▸ Records for this task
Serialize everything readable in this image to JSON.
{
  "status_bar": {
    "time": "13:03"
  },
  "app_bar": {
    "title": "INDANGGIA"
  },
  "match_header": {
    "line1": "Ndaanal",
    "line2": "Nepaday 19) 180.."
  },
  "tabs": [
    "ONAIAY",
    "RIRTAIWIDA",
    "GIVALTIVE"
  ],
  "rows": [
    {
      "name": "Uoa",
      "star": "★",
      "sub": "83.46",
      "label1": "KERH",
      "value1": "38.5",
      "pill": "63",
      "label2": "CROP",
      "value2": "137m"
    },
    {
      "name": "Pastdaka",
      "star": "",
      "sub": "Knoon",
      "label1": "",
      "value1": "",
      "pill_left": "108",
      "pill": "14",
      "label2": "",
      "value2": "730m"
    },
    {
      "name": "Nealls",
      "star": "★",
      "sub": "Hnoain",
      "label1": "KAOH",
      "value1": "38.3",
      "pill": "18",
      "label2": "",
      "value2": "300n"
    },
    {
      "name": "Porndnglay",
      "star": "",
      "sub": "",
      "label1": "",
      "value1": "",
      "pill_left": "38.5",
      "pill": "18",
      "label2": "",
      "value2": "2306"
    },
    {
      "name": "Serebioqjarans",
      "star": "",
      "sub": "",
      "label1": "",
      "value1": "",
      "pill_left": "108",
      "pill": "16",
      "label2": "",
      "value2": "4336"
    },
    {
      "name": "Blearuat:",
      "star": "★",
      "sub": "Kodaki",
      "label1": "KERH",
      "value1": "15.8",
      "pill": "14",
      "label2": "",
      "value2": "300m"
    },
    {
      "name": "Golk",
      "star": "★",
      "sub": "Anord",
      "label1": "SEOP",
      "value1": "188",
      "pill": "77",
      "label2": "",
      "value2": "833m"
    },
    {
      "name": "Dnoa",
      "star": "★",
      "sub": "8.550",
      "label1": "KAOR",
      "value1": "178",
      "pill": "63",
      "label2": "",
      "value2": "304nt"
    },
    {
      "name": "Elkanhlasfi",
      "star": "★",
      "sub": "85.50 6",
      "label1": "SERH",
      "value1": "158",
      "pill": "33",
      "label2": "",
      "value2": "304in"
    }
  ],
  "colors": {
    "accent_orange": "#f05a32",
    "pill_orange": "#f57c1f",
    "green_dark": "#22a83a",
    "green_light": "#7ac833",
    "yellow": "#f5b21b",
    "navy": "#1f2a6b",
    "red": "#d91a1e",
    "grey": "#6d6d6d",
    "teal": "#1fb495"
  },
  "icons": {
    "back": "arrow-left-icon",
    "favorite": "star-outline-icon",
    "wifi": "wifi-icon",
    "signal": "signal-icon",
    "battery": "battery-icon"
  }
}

▸ Task description
Go through the listing above and restate it word for word.

▸ Worked answer
Serialize everything readable in this image to JSON.
{
  "status_bar": {
    "time": "13:03"
  },
  "app_bar": {
    "title": "INDANGGIA"
  },
  "match_header": {
    "line1": "Ndaanal",
    "line2": "Nepaday 19) 180.."
  },
  "tabs": [
    "ONAIAY",
    "RIRTAIWIDA",
    "GIVALTIVE"
  ],
  "rows": [
    {
      "name": "Uoa",
      "star": "★",
      "sub": "83.46",
      "label1": "KERH",
      "value1": "38.5",
      "pill": "63",
      "label2": "CROP",
      "value2": "137m"
    },
    {
      "name": "Pastdaka",
      "star": "",
      "sub": "Knoon",
      "label1": "",
      "value1": "",
      "pill_left": "108",
      "pill": "14",
      "label2": "",
      "value2": "730m"
    },
    {
      "name": "Nealls",
      "star": "★",
      "sub": "Hnoain",
      "label1": "KAOH",
      "value1": "38.3",
      "pill": "18",
      "label2": "",
      "value2": "300n"
    },
    {
      "name": "Porndnglay",
      "star": "",
      "sub": "",
      "label1": "",
      "value1": "",
      "pill_left": "38.5",
      "pill": "18",
      "label2": "",
      "value2": "2306"
    },
    {
      "name": "Serebioqjarans",
      "star": "",
      "sub": "",
      "label1": "",
      "value1": "",
      "pill_left": "108",
      "pill": "16",
      "label2": "",
      "value2": "4336"
    },
    {
      "name": "Blearuat:",
      "star": "★",
      "sub": "Kodaki",
      "label1": "KERH",
      "value1": "15.8",
      "pill": "14",
      "label2": "",
      "value2": "300m"
    },
    {
      "name": "Golk",
      "star": "★",
      "sub": "Anord",
      "label1": "SEOP",
      "value1": "188",
      "pill": "77",
      "label2": "",
      "value2": "833m"
    },
    {
      "name": "Dnoa",
      "star": "★",
      "sub": "8.550",
      "label1": "KAOR",
      "value1": "178",
      "pill": "63",
      "label2": "",
      "value2": "304nt"
    },
    {
      "name": "Elkanhlasfi",
      "star": "★",
      "sub": "85.50 6",
      "label1": "SERH",
      "value1": "158",
      "pill": "33",
      "label2": "",
      "value2": "304in"
    }
  ],
  "colors": {
    "accent_orange": "#f05a32",
    "pill_orange": "#f57c1f",
    "green_dark": "#22a83a",
    "green_light": "#7ac833",
    "yellow": "#f5b21b",
    "navy": "#1f2a6b",
    "red": "#d91a1e",
    "grey": "#6d6d6d",
    "teal": "#1fb495"
  },
  "icons": {
    "back": "arrow-left-icon",
    "favorite": "star-outline-icon",
    "wifi": "wifi-icon",
    "signal": "signal-icon",
    "battery": "battery-icon"
  }
}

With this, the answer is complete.